Your task -
Repeat exactly each line of the data provided below.

(Data excerpts)
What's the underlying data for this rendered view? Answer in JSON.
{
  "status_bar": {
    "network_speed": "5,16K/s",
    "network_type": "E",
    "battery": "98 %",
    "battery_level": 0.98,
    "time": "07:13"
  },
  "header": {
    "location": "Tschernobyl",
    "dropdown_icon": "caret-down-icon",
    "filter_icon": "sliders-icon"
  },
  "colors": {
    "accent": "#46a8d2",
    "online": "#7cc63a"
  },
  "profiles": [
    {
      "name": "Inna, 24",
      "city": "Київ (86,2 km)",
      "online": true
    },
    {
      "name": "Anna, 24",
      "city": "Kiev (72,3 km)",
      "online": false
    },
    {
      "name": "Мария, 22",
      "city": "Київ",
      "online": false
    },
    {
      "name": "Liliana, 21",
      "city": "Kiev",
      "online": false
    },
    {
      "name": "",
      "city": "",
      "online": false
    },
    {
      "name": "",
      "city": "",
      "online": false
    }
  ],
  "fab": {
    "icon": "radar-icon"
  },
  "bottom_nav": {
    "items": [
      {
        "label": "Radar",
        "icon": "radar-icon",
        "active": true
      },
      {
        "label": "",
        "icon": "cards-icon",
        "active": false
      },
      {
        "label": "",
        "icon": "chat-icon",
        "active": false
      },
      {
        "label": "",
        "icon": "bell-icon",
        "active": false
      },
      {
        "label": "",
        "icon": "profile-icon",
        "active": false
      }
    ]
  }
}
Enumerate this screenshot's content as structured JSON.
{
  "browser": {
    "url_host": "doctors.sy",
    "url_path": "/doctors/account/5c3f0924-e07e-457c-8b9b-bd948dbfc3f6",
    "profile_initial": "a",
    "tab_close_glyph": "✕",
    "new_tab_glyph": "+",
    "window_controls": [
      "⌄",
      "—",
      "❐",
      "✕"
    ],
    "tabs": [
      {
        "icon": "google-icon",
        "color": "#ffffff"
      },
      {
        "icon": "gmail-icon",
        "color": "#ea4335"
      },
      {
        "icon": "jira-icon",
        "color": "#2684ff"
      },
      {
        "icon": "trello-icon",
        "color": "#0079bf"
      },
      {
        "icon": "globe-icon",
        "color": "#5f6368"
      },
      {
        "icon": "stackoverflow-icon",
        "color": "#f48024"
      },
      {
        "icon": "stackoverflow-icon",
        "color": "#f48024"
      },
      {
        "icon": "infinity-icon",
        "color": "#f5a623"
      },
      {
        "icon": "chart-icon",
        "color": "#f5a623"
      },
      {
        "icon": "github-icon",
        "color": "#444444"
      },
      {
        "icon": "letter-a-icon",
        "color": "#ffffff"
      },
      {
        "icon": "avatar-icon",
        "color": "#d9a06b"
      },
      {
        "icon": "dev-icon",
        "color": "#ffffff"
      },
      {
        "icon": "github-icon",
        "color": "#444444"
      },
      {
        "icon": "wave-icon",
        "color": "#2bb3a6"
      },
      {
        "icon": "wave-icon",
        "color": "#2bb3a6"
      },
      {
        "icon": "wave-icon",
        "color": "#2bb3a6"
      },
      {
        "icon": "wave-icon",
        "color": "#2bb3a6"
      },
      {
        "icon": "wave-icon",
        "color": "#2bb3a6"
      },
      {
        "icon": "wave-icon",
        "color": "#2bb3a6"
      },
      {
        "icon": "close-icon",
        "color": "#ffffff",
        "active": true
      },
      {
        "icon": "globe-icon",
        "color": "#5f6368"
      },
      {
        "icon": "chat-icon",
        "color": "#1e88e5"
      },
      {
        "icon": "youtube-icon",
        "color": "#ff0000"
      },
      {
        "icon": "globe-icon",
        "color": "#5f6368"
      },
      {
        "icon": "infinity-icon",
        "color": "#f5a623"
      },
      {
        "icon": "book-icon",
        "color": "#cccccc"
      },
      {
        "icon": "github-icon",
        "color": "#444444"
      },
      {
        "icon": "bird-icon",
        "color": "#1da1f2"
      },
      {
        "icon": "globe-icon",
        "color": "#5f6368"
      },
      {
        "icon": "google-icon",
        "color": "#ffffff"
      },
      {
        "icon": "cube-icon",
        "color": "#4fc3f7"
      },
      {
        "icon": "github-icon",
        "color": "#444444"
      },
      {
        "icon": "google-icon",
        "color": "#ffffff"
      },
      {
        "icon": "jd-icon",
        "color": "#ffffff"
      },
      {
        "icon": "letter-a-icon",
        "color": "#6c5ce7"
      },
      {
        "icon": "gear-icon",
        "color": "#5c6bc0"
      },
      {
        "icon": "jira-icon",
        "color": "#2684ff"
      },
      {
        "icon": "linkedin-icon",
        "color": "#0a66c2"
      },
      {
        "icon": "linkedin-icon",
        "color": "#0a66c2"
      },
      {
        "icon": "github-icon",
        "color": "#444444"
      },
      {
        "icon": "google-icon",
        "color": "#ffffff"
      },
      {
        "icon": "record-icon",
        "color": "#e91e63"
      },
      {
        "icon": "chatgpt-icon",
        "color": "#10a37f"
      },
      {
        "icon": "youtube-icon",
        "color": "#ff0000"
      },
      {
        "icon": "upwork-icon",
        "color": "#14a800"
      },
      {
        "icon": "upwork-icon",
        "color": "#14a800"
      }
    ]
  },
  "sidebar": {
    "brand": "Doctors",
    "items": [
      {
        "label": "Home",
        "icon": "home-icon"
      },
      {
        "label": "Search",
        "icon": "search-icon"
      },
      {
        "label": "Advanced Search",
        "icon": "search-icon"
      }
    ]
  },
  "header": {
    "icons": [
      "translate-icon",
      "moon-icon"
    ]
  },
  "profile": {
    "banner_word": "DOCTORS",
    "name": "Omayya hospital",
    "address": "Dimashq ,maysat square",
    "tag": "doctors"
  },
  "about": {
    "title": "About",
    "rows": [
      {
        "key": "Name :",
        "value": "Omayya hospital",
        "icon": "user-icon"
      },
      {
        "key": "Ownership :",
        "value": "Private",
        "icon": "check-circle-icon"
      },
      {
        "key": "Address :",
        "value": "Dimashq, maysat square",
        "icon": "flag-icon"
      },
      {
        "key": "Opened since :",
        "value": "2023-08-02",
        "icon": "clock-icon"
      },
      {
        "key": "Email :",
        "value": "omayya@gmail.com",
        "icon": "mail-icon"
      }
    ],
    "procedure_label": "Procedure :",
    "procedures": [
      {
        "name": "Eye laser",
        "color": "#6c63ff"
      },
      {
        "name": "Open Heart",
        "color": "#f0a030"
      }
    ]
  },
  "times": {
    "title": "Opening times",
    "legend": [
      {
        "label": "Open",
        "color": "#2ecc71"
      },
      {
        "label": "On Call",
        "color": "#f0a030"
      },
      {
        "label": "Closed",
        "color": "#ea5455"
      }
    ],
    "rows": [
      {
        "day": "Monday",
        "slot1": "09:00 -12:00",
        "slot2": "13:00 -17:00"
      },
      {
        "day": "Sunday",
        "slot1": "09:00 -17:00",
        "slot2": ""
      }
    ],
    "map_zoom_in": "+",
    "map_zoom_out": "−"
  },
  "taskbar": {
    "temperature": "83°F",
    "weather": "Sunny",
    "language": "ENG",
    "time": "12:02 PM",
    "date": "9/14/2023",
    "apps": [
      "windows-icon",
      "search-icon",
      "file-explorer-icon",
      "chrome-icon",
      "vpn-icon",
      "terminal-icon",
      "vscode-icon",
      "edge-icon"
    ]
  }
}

Solution for this task -
What's the underlying data for this rendered view? Answer in JSON.
{
  "status_bar": {
    "network_speed": "5,16K/s",
    "network_type": "E",
    "battery": "98 %",
    "battery_level": 0.98,
    "time": "07:13"
  },
  "header": {
    "location": "Tschernobyl",
    "dropdown_icon": "caret-down-icon",
    "filter_icon": "sliders-icon"
  },
  "colors": {
    "accent": "#46a8d2",
    "online": "#7cc63a"
  },
  "profiles": [
    {
      "name": "Inna, 24",
      "city": "Київ (86,2 km)",
      "online": true
    },
    {
      "name": "Anna, 24",
      "city": "Kiev (72,3 km)",
      "online": false
    },
    {
      "name": "Мария, 22",
      "city": "Київ",
      "online": false
    },
    {
      "name": "Liliana, 21",
      "city": "Kiev",
      "online": false
    },
    {
      "name": "",
      "city": "",
      "online": false
    },
    {
      "name": "",
      "city": "",
      "online": false
    }
  ],
  "fab": {
    "icon": "radar-icon"
  },
  "bottom_nav": {
    "items": [
      {
        "label": "Radar",
        "icon": "radar-icon",
        "active": true
      },
      {
        "label": "",
        "icon": "cards-icon",
        "active": false
      },
      {
        "label": "",
        "icon": "chat-icon",
        "active": false
      },
      {
        "label": "",
        "icon": "bell-icon",
        "active": false
      },
      {
        "label": "",
        "icon": "profile-icon",
        "active": false
      }
    ]
  }
}
Enumerate this screenshot's content as structured JSON.
{
  "browser": {
    "url_host": "doctors.sy",
    "url_path": "/doctors/account/5c3f0924-e07e-457c-8b9b-bd948dbfc3f6",
    "profile_initial": "a",
    "tab_close_glyph": "✕",
    "new_tab_glyph": "+",
    "window_controls": [
      "⌄",
      "—",
      "❐",
      "✕"
    ],
    "tabs": [
      {
        "icon": "google-icon",
        "color": "#ffffff"
      },
      {
        "icon": "gmail-icon",
        "color": "#ea4335"
      },
      {
        "icon": "jira-icon",
        "color": "#2684ff"
      },
      {
        "icon": "trello-icon",
        "color": "#0079bf"
      },
      {
        "icon": "globe-icon",
        "color": "#5f6368"
      },
      {
        "icon": "stackoverflow-icon",
        "color": "#f48024"
      },
      {
        "icon": "stackoverflow-icon",
        "color": "#f48024"
      },
      {
        "icon": "infinity-icon",
        "color": "#f5a623"
      },
      {
        "icon": "chart-icon",
        "color": "#f5a623"
      },
      {
        "icon": "github-icon",
        "color": "#444444"
      },
      {
        "icon": "letter-a-icon",
        "color": "#ffffff"
      },
      {
        "icon": "avatar-icon",
        "color": "#d9a06b"
      },
      {
        "icon": "dev-icon",
        "color": "#ffffff"
      },
      {
        "icon": "github-icon",
        "color": "#444444"
      },
      {
        "icon": "wave-icon",
        "color": "#2bb3a6"
      },
      {
        "icon": "wave-icon",
        "color": "#2bb3a6"
      },
      {
        "icon": "wave-icon",
        "color": "#2bb3a6"
      },
      {
        "icon": "wave-icon",
        "color": "#2bb3a6"
      },
      {
        "icon": "wave-icon",
        "color": "#2bb3a6"
      },
      {
        "icon": "wave-icon",
        "color": "#2bb3a6"
      },
      {
        "icon": "close-icon",
        "color": "#ffffff",
        "active": true
      },
      {
        "icon": "globe-icon",
        "color": "#5f6368"
      },
      {
        "icon": "chat-icon",
        "color": "#1e88e5"
      },
      {
        "icon": "youtube-icon",
        "color": "#ff0000"
      },
      {
        "icon": "globe-icon",
        "color": "#5f6368"
      },
      {
        "icon": "infinity-icon",
        "color": "#f5a623"
      },
      {
        "icon": "book-icon",
        "color": "#cccccc"
      },
      {
        "icon": "github-icon",
        "color": "#444444"
      },
      {
        "icon": "bird-icon",
        "color": "#1da1f2"
      },
      {
        "icon": "globe-icon",
        "color": "#5f6368"
      },
      {
        "icon": "google-icon",
        "color": "#ffffff"
      },
      {
        "icon": "cube-icon",
        "color": "#4fc3f7"
      },
      {
        "icon": "github-icon",
        "color": "#444444"
      },
      {
        "icon": "google-icon",
        "color": "#ffffff"
      },
      {
        "icon": "jd-icon",
        "color": "#ffffff"
      },
      {
        "icon": "letter-a-icon",
        "color": "#6c5ce7"
      },
      {
        "icon": "gear-icon",
        "color": "#5c6bc0"
      },
      {
        "icon": "jira-icon",
        "color": "#2684ff"
      },
      {
        "icon": "linkedin-icon",
        "color": "#0a66c2"
      },
      {
        "icon": "linkedin-icon",
        "color": "#0a66c2"
      },
      {
        "icon": "github-icon",
        "color": "#444444"
      },
      {
        "icon": "google-icon",
        "color": "#ffffff"
      },
      {
        "icon": "record-icon",
        "color": "#e91e63"
      },
      {
        "icon": "chatgpt-icon",
        "color": "#10a37f"
      },
      {
        "icon": "youtube-icon",
        "color": "#ff0000"
      },
      {
        "icon": "upwork-icon",
        "color": "#14a800"
      },
      {
        "icon": "upwork-icon",
        "color": "#14a800"
      }
    ]
  },
  "sidebar": {
    "brand": "Doctors",
    "items": [
      {
        "label": "Home",
        "icon": "home-icon"
      },
      {
        "label": "Search",
        "icon": "search-icon"
      },
      {
        "label": "Advanced Search",
        "icon": "search-icon"
      }
    ]
  },
  "header": {
    "icons": [
      "translate-icon",
      "moon-icon"
    ]
  },
  "profile": {
    "banner_word": "DOCTORS",
    "name": "Omayya hospital",
    "address": "Dimashq ,maysat square",
    "tag": "doctors"
  },
  "about": {
    "title": "About",
    "rows": [
      {
        "key": "Name :",
        "value": "Omayya hospital",
        "icon": "user-icon"
      },
      {
        "key": "Ownership :",
        "value": "Private",
        "icon": "check-circle-icon"
      },
      {
        "key": "Address :",
        "value": "Dimashq, maysat square",
        "icon": "flag-icon"
      },
      {
        "key": "Opened since :",
        "value": "2023-08-02",
        "icon": "clock-icon"
      },
      {
        "key": "Email :",
        "value": "omayya@gmail.com",
        "icon": "mail-icon"
      }
    ],
    "procedure_label": "Procedure :",
    "procedures": [
      {
        "name": "Eye laser",
        "color": "#6c63ff"
      },
      {
        "name": "Open Heart",
        "color": "#f0a030"
      }
    ]
  },
  "times": {
    "title": "Opening times",
    "legend": [
      {
        "label": "Open",
        "color": "#2ecc71"
      },
      {
        "label": "On Call",
        "color": "#f0a030"
      },
      {
        "label": "Closed",
        "color": "#ea5455"
      }
    ],
    "rows": [
      {
        "day": "Monday",
        "slot1": "09:00 -12:00",
        "slot2": "13:00 -17:00"
      },
      {
        "day": "Sunday",
        "slot1": "09:00 -17:00",
        "slot2": ""
      }
    ],
    "map_zoom_in": "+",
    "map_zoom_out": "−"
  },
  "taskbar": {
    "temperature": "83°F",
    "weather": "Sunny",
    "language": "ENG",
    "time": "12:02 PM",
    "date": "9/14/2023",
    "apps": [
      "windows-icon",
      "search-icon",
      "file-explorer-icon",
      "chrome-icon",
      "vpn-icon",
      "terminal-icon",
      "vscode-icon",
      "edge-icon"
    ]
  }
}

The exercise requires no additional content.